## DATA LINES
┄┄┄┄┄┄

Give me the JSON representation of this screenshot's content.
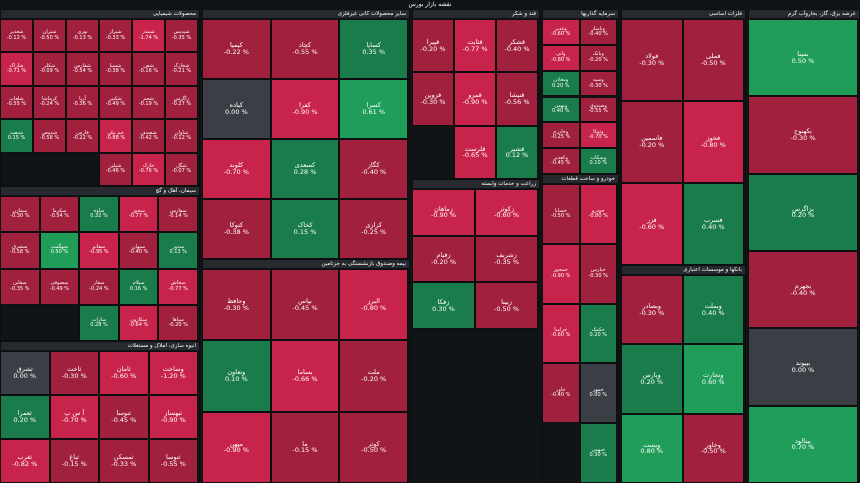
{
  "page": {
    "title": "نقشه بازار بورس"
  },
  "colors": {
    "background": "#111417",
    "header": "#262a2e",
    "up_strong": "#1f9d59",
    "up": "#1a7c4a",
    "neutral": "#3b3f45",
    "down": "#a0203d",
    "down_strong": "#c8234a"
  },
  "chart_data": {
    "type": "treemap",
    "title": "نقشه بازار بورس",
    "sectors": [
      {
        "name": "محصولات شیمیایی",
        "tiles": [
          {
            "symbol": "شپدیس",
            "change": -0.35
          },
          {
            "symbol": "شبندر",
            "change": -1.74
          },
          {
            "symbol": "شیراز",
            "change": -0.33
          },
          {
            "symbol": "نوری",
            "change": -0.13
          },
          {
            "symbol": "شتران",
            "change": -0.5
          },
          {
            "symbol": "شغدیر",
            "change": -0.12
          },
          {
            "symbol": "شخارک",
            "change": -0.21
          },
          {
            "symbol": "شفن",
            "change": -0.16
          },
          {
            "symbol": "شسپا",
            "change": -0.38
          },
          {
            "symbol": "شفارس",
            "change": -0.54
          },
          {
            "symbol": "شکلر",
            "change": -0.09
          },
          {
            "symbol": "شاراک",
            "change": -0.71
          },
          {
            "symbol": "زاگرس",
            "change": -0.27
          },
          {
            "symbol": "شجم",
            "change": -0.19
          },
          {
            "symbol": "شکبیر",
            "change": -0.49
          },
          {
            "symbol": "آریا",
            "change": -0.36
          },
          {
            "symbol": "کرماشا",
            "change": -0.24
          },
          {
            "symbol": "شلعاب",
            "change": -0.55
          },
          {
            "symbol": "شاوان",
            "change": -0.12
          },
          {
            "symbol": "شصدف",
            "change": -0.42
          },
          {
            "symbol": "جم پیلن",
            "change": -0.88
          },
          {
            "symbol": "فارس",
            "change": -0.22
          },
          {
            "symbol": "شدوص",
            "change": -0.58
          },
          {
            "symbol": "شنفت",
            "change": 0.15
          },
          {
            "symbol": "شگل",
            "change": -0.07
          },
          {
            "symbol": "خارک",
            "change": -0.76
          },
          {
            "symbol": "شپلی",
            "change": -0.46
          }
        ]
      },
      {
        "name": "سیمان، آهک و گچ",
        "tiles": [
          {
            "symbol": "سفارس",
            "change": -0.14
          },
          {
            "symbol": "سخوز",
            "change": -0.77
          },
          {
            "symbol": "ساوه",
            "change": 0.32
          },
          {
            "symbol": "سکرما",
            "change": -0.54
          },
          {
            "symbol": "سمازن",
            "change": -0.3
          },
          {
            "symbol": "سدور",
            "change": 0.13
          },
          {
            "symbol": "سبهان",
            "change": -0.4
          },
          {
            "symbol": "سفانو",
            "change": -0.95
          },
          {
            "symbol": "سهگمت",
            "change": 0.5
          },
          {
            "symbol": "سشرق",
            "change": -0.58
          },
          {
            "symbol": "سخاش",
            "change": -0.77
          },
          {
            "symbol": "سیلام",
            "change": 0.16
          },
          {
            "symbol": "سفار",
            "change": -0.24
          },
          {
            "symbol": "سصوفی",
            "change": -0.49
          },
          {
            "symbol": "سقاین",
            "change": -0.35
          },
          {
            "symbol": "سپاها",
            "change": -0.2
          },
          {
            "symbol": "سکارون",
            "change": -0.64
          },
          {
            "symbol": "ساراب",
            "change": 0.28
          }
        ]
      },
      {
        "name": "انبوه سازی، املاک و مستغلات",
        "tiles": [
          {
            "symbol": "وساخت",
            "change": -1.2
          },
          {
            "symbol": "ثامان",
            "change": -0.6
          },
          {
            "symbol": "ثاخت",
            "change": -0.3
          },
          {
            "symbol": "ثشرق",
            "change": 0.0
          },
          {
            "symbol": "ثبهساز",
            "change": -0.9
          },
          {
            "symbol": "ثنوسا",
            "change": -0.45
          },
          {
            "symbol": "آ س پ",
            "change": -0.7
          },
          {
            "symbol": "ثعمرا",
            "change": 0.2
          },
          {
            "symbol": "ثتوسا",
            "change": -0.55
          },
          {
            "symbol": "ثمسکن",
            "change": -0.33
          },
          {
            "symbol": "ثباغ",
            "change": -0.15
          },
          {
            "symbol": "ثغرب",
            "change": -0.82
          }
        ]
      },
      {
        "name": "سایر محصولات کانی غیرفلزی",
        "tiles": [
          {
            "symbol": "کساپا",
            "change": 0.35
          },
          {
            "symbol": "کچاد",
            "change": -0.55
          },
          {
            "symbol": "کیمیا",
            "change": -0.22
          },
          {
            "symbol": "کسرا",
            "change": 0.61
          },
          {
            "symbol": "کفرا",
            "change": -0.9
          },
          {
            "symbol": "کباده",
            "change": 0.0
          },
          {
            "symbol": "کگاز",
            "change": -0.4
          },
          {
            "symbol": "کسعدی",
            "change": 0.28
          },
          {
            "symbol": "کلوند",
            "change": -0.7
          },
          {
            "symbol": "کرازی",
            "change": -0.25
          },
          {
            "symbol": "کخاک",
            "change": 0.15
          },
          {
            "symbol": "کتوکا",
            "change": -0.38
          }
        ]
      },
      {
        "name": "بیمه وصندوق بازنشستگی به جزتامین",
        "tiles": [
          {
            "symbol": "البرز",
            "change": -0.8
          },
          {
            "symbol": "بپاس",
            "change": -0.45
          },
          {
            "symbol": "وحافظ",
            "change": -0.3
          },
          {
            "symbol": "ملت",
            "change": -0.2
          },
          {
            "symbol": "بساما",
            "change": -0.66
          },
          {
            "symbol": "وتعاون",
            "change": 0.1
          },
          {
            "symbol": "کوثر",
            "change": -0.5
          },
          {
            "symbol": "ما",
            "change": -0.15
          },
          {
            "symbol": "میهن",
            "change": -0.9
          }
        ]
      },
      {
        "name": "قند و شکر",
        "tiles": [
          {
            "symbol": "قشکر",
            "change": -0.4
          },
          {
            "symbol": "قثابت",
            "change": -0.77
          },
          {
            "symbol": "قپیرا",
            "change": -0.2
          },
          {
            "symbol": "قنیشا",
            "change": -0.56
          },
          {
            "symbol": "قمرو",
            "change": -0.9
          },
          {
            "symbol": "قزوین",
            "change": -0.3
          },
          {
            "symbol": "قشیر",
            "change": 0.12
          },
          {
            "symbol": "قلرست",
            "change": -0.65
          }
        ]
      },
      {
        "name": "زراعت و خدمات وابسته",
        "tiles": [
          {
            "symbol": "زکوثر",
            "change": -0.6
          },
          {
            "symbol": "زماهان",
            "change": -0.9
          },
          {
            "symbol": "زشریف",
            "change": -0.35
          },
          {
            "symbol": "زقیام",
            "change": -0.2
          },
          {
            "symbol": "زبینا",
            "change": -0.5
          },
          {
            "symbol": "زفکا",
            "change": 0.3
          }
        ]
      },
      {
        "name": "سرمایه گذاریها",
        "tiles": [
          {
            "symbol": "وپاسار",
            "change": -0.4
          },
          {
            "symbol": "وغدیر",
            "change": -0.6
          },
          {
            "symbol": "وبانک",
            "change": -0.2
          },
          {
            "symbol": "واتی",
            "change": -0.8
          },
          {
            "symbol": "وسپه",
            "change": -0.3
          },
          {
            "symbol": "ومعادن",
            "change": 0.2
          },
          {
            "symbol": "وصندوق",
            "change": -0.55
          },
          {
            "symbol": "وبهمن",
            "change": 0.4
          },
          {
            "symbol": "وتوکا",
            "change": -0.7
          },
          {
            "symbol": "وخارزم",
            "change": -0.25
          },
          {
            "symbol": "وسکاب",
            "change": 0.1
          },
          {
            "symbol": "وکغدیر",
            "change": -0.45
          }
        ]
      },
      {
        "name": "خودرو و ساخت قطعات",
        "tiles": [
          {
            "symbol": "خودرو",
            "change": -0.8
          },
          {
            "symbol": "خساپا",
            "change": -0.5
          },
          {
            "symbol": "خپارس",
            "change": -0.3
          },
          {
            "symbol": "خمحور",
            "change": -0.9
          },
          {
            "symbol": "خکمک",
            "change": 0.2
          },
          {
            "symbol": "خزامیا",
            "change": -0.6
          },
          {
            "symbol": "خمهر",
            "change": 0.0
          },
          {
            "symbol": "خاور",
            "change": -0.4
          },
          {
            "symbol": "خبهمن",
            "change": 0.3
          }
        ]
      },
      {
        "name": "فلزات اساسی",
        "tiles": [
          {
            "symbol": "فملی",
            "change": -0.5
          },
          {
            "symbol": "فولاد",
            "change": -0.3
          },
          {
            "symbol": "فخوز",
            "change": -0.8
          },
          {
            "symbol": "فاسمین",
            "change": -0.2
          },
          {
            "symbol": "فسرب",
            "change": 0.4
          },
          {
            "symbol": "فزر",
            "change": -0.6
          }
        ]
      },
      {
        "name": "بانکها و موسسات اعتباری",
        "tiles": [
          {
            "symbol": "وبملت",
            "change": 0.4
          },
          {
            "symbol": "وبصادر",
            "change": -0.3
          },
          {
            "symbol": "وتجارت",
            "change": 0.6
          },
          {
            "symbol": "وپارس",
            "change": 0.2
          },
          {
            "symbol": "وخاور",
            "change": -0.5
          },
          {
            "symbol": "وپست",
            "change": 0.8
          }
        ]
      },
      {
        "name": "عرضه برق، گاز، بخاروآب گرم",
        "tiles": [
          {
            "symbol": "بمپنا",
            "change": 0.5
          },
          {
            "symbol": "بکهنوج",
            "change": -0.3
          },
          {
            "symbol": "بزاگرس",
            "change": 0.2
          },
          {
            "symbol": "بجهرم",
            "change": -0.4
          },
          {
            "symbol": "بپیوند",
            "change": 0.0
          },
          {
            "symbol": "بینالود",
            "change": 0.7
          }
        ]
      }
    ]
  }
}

┄┄┄┄┄┄

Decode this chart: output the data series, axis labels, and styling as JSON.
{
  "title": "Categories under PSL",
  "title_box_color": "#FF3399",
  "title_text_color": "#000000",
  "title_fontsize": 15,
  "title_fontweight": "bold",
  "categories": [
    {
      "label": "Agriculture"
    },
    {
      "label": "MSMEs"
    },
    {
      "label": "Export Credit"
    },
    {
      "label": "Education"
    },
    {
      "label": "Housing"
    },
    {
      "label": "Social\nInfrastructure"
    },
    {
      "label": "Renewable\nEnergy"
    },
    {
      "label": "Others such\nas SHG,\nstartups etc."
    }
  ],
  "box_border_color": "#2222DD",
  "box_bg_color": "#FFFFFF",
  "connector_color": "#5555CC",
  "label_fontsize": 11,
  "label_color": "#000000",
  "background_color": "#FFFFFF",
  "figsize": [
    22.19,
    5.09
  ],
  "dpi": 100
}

┄┄┄┄┄┄

## EXERCISE
Display every line of the listing that contains the string "بورس".

## FULL SOLUTION
    "title": "نقشه بازار بورس"
    "title": "نقشه بازار بورس",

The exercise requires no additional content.